* Requirement: Records follow. Copy every line with "JSON".

* Stored data entries:
* * *
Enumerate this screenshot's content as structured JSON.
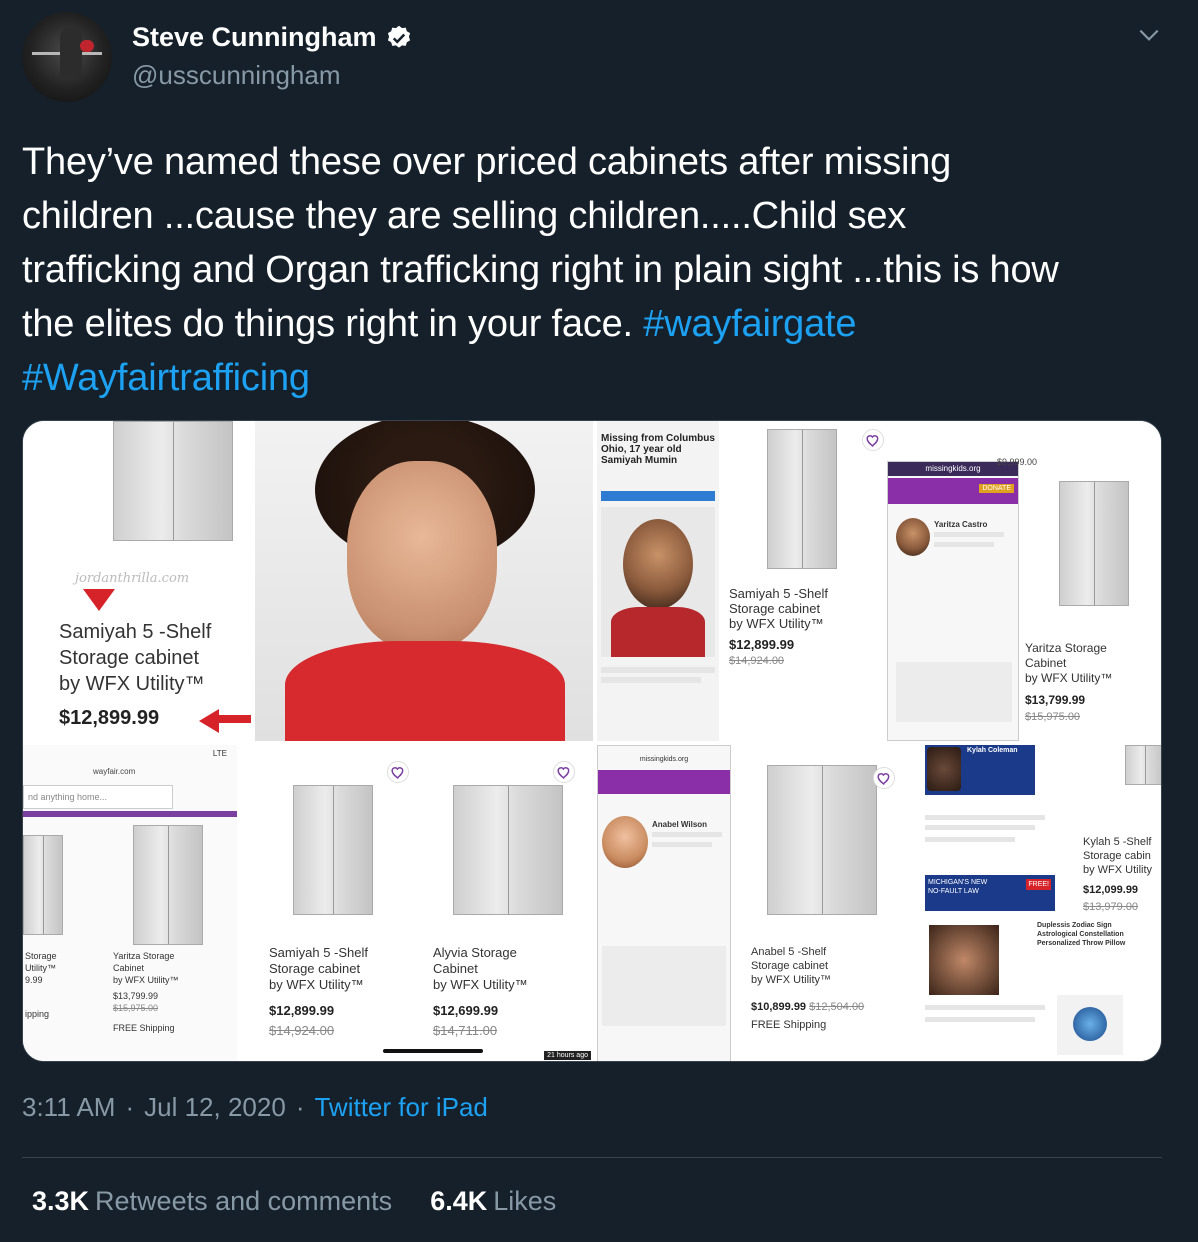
{
  "user": {
    "name": "Steve Cunningham",
    "handle": "@usscunningham"
  },
  "tweet": {
    "lines": [
      "They’ve named these over priced  cabinets after missing",
      "children ...cause they are selling  children.....Child sex",
      "trafficking and Organ trafficking right in plain sight ...this is how",
      "the elites do things right in your face. "
    ],
    "hashtag1": "#wayfairgate",
    "hashtag2": "#Wayfairtrafficing"
  },
  "media": {
    "p1": {
      "watermark": "jordanthrilla.com",
      "product_l1": "Samiyah 5 -Shelf",
      "product_l2": "Storage cabinet",
      "product_l3": "by WFX Utility™",
      "price": "$12,899.99"
    },
    "p2": {
      "missing_l1": "Missing from Columbus",
      "missing_l2": "Ohio, 17 year old",
      "missing_l3": "Samiyah Mumin",
      "product_l1": "Samiyah 5 -Shelf",
      "product_l2": "Storage cabinet",
      "product_l3": "by WFX Utility™",
      "price": "$12,899.99",
      "old_price": "$14,924.00",
      "top_price": "$9,999.00",
      "site": "missingkids.org",
      "donate": "DONATE",
      "person_name": "Yaritza Castro",
      "product2_l1": "Yaritza Storage",
      "product2_l2": "Cabinet",
      "product2_l3": "by WFX Utility™",
      "price2": "$13,799.99",
      "old_price2": "$15,975.00"
    },
    "p3": {
      "url": "wayfair.com",
      "search_placeholder": "nd anything home...",
      "status": "LTE",
      "a_l1": "Storage",
      "a_l2": "Utility™",
      "a_price": "9.99",
      "a_ship": "ipping",
      "b_l1": "Yaritza Storage",
      "b_l2": "Cabinet",
      "b_l3": "by WFX Utility™",
      "b_price": "$13,799.99",
      "b_old": "$15,975.00",
      "b_ship": "FREE Shipping",
      "c_l1": "Samiyah 5 -Shelf",
      "c_l2": "Storage cabinet",
      "c_l3": "by WFX Utility™",
      "c_price": "$12,899.99",
      "c_old": "$14,924.00",
      "d_l1": "Alyvia Storage",
      "d_l2": "Cabinet",
      "d_l3": "by WFX Utility™",
      "d_price": "$12,699.99",
      "d_old": "$14,711.00",
      "timestamp": "21 hours ago"
    },
    "p4": {
      "site": "missingkids.org",
      "person_name": "Anabel Wilson",
      "product_l1": "Anabel 5 -Shelf",
      "product_l2": "Storage cabinet",
      "product_l3": "by WFX Utility™",
      "price": "$10,899.99",
      "old_price": "$12,504.00",
      "ship": "FREE Shipping",
      "news_name": "Kylah Coleman",
      "news_l1": "MICHIGAN'S NEW",
      "news_l2": "NO-FAULT LAW",
      "free": "FREE!",
      "pillow_l1": "Duplessis Zodiac Sign",
      "pillow_l2": "Astrological Constellation",
      "pillow_l3": "Personalized Throw Pillow",
      "product2_l1": "Kylah 5 -Shelf",
      "product2_l2": "Storage cabin",
      "product2_l3": "by WFX Utility",
      "price2": "$12,099.99",
      "old_price2": "$13,979.00"
    }
  },
  "meta": {
    "time": "3:11 AM",
    "sep": "·",
    "date": "Jul 12, 2020",
    "sep2": "·",
    "app": "Twitter for iPad"
  },
  "stats": {
    "retweets_num": "3.3K",
    "retweets_label": "Retweets and comments",
    "likes_num": "6.4K",
    "likes_label": "Likes"
  },
  "colors": {
    "background": "#15202b",
    "link": "#1da1f2",
    "muted": "#8899a6"
  }
}
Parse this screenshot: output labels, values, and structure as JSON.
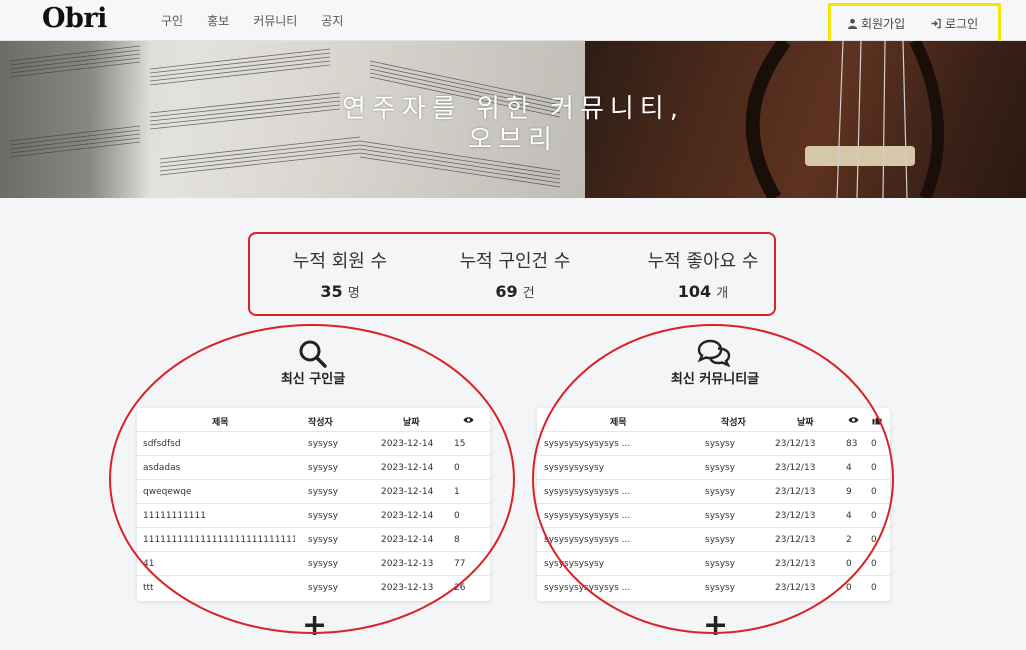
* * *
* The response:
Enumerate this screenshot's content as structured JSON.
Parse this screenshot: output labels, values, and structure as JSON.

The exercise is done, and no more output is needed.